* _Work order_: The answer must be an exact copy of the records, with no pictures in it.

* _Supplied entries_:
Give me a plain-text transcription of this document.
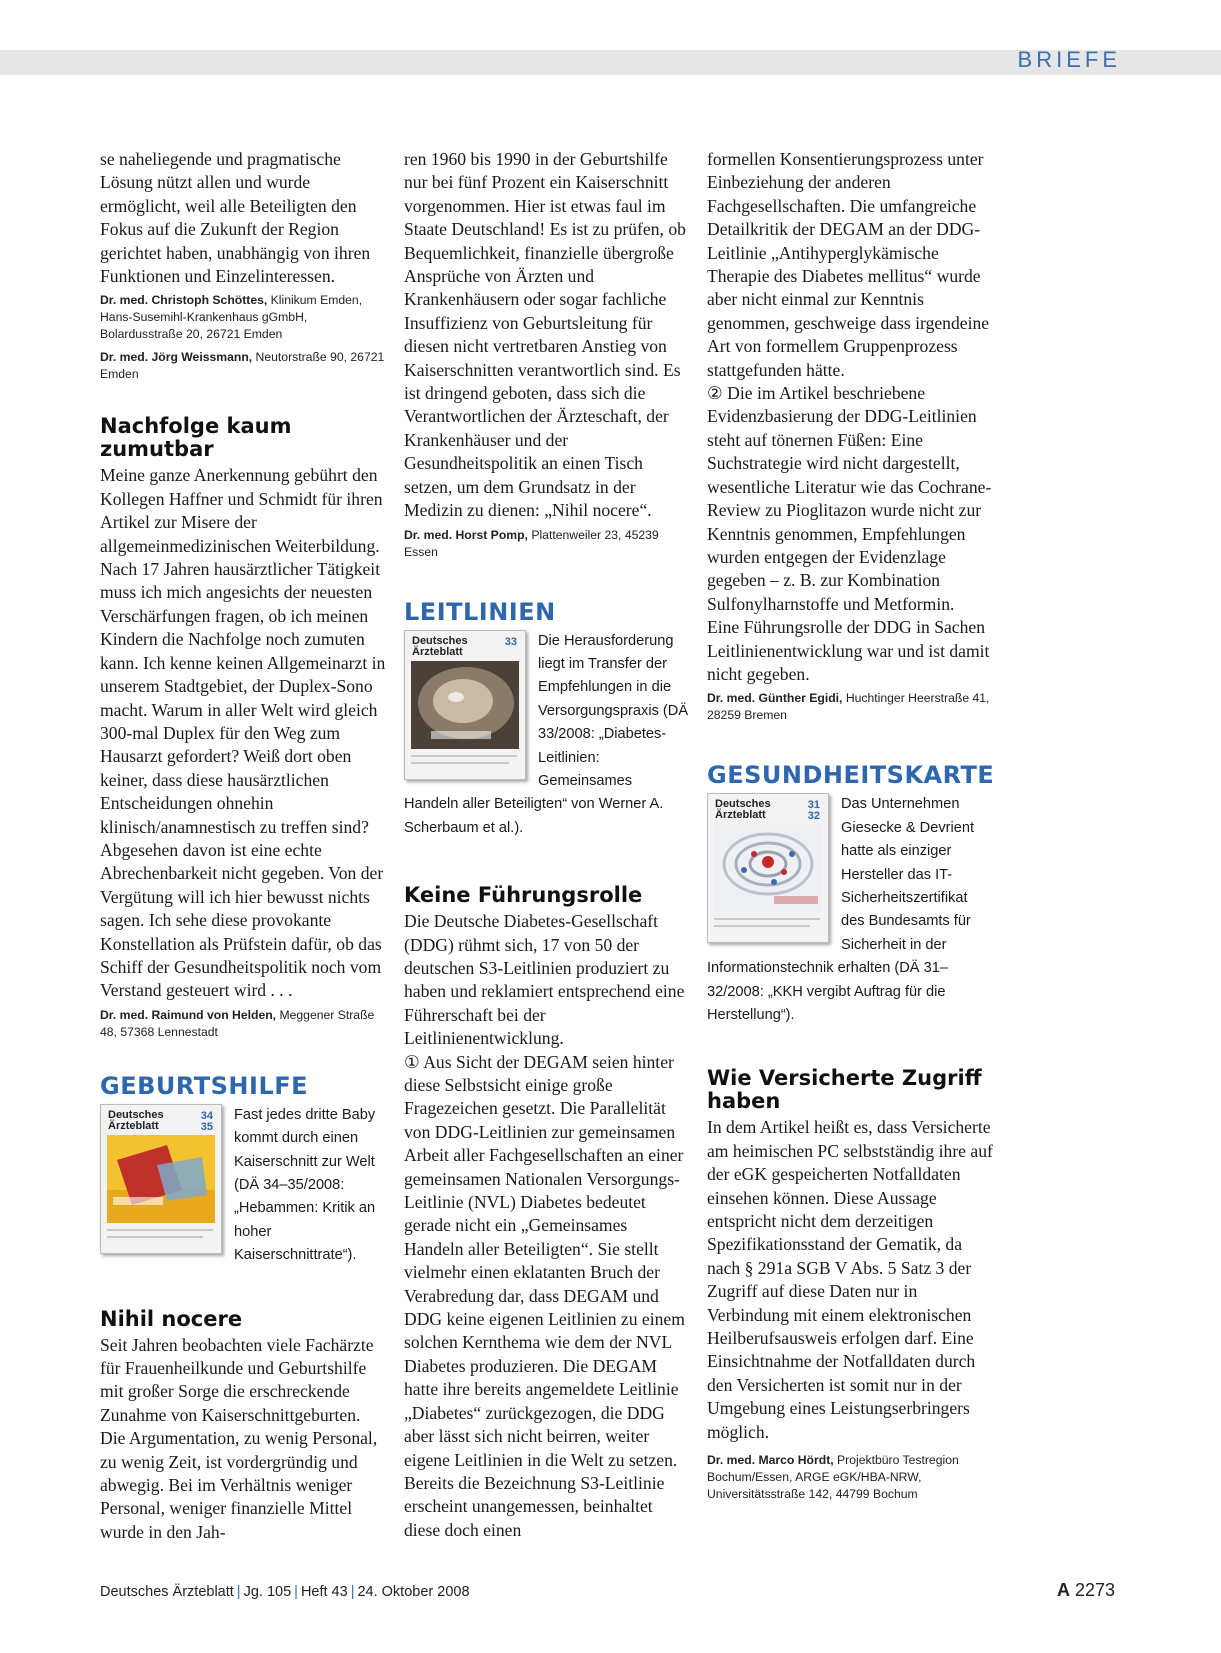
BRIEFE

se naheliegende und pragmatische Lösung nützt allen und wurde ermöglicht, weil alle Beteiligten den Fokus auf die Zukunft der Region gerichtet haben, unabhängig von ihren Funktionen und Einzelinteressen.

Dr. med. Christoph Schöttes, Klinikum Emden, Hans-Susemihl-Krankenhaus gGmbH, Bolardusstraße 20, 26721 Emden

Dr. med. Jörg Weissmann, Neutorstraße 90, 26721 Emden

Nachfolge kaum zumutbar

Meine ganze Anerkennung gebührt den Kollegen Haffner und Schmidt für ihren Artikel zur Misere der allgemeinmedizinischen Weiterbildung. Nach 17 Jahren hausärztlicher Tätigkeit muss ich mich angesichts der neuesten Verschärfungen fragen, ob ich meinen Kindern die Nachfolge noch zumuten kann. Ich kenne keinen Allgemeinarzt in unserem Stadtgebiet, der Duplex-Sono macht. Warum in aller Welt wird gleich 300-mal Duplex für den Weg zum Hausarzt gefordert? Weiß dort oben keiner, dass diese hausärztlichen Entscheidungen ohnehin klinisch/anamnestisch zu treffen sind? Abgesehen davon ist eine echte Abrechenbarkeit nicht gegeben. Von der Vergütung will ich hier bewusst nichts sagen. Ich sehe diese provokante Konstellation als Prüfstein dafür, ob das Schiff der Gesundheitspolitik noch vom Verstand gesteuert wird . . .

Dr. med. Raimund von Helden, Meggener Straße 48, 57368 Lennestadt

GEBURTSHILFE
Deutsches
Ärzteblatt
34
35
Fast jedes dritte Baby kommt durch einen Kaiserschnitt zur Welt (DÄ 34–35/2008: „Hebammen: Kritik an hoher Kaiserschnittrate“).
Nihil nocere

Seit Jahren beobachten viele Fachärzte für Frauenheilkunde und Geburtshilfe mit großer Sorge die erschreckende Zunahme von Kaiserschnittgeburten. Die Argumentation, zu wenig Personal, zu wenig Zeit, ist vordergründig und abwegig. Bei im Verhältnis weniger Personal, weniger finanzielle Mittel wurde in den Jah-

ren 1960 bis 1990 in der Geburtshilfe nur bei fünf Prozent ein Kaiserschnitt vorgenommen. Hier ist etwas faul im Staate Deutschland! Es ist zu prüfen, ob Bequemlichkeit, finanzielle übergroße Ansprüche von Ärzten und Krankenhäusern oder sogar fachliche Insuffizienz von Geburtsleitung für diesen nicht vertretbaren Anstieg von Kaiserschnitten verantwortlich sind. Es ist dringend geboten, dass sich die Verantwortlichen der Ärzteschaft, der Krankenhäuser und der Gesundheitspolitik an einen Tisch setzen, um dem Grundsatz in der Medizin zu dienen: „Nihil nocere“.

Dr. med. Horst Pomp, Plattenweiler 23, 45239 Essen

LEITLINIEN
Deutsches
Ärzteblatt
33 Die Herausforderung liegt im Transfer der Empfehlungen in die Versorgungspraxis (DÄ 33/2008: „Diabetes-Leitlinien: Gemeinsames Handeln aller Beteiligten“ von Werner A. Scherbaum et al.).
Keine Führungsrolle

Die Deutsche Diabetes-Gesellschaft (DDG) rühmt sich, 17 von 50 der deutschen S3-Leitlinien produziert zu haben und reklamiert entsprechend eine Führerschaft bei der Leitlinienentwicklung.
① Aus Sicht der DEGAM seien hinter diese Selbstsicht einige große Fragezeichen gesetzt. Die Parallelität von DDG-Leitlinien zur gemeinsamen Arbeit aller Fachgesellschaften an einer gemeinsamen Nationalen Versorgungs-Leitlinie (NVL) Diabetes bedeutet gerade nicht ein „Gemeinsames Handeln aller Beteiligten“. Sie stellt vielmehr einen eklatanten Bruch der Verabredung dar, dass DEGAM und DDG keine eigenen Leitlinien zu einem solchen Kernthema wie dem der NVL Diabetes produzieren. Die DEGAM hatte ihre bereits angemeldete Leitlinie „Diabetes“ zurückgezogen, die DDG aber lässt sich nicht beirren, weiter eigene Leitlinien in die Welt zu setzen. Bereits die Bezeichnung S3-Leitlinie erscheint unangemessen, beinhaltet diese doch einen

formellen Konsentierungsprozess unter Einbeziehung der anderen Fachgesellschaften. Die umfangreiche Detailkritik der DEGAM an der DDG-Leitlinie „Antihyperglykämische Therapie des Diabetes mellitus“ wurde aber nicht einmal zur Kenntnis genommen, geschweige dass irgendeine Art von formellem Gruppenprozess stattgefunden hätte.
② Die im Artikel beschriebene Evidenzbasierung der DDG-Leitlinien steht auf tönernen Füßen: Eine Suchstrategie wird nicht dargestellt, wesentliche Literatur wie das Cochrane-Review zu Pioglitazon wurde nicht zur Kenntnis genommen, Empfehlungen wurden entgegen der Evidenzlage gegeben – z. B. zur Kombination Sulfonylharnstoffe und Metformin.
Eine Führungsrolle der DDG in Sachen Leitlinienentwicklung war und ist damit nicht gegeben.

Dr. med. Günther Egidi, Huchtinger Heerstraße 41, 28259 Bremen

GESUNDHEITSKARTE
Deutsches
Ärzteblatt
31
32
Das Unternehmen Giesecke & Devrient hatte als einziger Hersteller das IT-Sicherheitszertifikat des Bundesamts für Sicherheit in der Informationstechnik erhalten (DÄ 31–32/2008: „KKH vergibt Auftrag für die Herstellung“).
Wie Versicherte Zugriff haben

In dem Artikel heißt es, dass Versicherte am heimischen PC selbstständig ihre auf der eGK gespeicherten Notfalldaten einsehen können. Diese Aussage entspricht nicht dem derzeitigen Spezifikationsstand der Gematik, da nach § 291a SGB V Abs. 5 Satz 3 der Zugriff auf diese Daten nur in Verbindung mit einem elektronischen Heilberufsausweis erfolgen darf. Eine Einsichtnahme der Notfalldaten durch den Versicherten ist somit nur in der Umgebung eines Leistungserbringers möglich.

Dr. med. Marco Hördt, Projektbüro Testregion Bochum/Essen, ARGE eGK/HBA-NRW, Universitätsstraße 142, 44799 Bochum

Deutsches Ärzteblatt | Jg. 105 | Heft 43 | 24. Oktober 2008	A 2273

* _Worked solution_:
Give me a plain-text transcription of this document.
BRIEFE

se naheliegende und pragmatische Lösung nützt allen und wurde ermöglicht, weil alle Beteiligten den Fokus auf die Zukunft der Region gerichtet haben, unabhängig von ihren Funktionen und Einzelinteressen.

Dr. med. Christoph Schöttes, Klinikum Emden, Hans-Susemihl-Krankenhaus gGmbH, Bolardusstraße 20, 26721 Emden

Dr. med. Jörg Weissmann, Neutorstraße 90, 26721 Emden

Nachfolge kaum zumutbar

Meine ganze Anerkennung gebührt den Kollegen Haffner und Schmidt für ihren Artikel zur Misere der allgemeinmedizinischen Weiterbildung. Nach 17 Jahren hausärztlicher Tätigkeit muss ich mich angesichts der neuesten Verschärfungen fragen, ob ich meinen Kindern die Nachfolge noch zumuten kann. Ich kenne keinen Allgemeinarzt in unserem Stadtgebiet, der Duplex-Sono macht. Warum in aller Welt wird gleich 300-mal Duplex für den Weg zum Hausarzt gefordert? Weiß dort oben keiner, dass diese hausärztlichen Entscheidungen ohnehin klinisch/anamnestisch zu treffen sind? Abgesehen davon ist eine echte Abrechenbarkeit nicht gegeben. Von der Vergütung will ich hier bewusst nichts sagen. Ich sehe diese provokante Konstellation als Prüfstein dafür, ob das Schiff der Gesundheitspolitik noch vom Verstand gesteuert wird . . .

Dr. med. Raimund von Helden, Meggener Straße 48, 57368 Lennestadt

GEBURTSHILFE
Deutsches
Ärzteblatt
34
35
Fast jedes dritte Baby kommt durch einen Kaiserschnitt zur Welt (DÄ 34–35/2008: „Hebammen: Kritik an hoher Kaiserschnittrate“).
Nihil nocere

Seit Jahren beobachten viele Fachärzte für Frauenheilkunde und Geburtshilfe mit großer Sorge die erschreckende Zunahme von Kaiserschnittgeburten. Die Argumentation, zu wenig Personal, zu wenig Zeit, ist vordergründig und abwegig. Bei im Verhältnis weniger Personal, weniger finanzielle Mittel wurde in den Jah-

ren 1960 bis 1990 in der Geburtshilfe nur bei fünf Prozent ein Kaiserschnitt vorgenommen. Hier ist etwas faul im Staate Deutschland! Es ist zu prüfen, ob Bequemlichkeit, finanzielle übergroße Ansprüche von Ärzten und Krankenhäusern oder sogar fachliche Insuffizienz von Geburtsleitung für diesen nicht vertretbaren Anstieg von Kaiserschnitten verantwortlich sind. Es ist dringend geboten, dass sich die Verantwortlichen der Ärzteschaft, der Krankenhäuser und der Gesundheitspolitik an einen Tisch setzen, um dem Grundsatz in der Medizin zu dienen: „Nihil nocere“.

Dr. med. Horst Pomp, Plattenweiler 23, 45239 Essen

LEITLINIEN
Deutsches
Ärzteblatt
33 Die Herausforderung liegt im Transfer der Empfehlungen in die Versorgungspraxis (DÄ 33/2008: „Diabetes-Leitlinien: Gemeinsames Handeln aller Beteiligten“ von Werner A. Scherbaum et al.).
Keine Führungsrolle

Die Deutsche Diabetes-Gesellschaft (DDG) rühmt sich, 17 von 50 der deutschen S3-Leitlinien produziert zu haben und reklamiert entsprechend eine Führerschaft bei der Leitlinienentwicklung.
① Aus Sicht der DEGAM seien hinter diese Selbstsicht einige große Fragezeichen gesetzt. Die Parallelität von DDG-Leitlinien zur gemeinsamen Arbeit aller Fachgesellschaften an einer gemeinsamen Nationalen Versorgungs-Leitlinie (NVL) Diabetes bedeutet gerade nicht ein „Gemeinsames Handeln aller Beteiligten“. Sie stellt vielmehr einen eklatanten Bruch der Verabredung dar, dass DEGAM und DDG keine eigenen Leitlinien zu einem solchen Kernthema wie dem der NVL Diabetes produzieren. Die DEGAM hatte ihre bereits angemeldete Leitlinie „Diabetes“ zurückgezogen, die DDG aber lässt sich nicht beirren, weiter eigene Leitlinien in die Welt zu setzen. Bereits die Bezeichnung S3-Leitlinie erscheint unangemessen, beinhaltet diese doch einen

formellen Konsentierungsprozess unter Einbeziehung der anderen Fachgesellschaften. Die umfangreiche Detailkritik der DEGAM an der DDG-Leitlinie „Antihyperglykämische Therapie des Diabetes mellitus“ wurde aber nicht einmal zur Kenntnis genommen, geschweige dass irgendeine Art von formellem Gruppenprozess stattgefunden hätte.
② Die im Artikel beschriebene Evidenzbasierung der DDG-Leitlinien steht auf tönernen Füßen: Eine Suchstrategie wird nicht dargestellt, wesentliche Literatur wie das Cochrane-Review zu Pioglitazon wurde nicht zur Kenntnis genommen, Empfehlungen wurden entgegen der Evidenzlage gegeben – z. B. zur Kombination Sulfonylharnstoffe und Metformin.
Eine Führungsrolle der DDG in Sachen Leitlinienentwicklung war und ist damit nicht gegeben.

Dr. med. Günther Egidi, Huchtinger Heerstraße 41, 28259 Bremen

GESUNDHEITSKARTE
Deutsches
Ärzteblatt
31
32
Das Unternehmen Giesecke & Devrient hatte als einziger Hersteller das IT-Sicherheitszertifikat des Bundesamts für Sicherheit in der Informationstechnik erhalten (DÄ 31–32/2008: „KKH vergibt Auftrag für die Herstellung“).
Wie Versicherte Zugriff haben

In dem Artikel heißt es, dass Versicherte am heimischen PC selbstständig ihre auf der eGK gespeicherten Notfalldaten einsehen können. Diese Aussage entspricht nicht dem derzeitigen Spezifikationsstand der Gematik, da nach § 291a SGB V Abs. 5 Satz 3 der Zugriff auf diese Daten nur in Verbindung mit einem elektronischen Heilberufsausweis erfolgen darf. Eine Einsichtnahme der Notfalldaten durch den Versicherten ist somit nur in der Umgebung eines Leistungserbringers möglich.

Dr. med. Marco Hördt, Projektbüro Testregion Bochum/Essen, ARGE eGK/HBA-NRW, Universitätsstraße 142, 44799 Bochum

Deutsches Ärzteblatt | Jg. 105 | Heft 43 | 24. Oktober 2008	A 2273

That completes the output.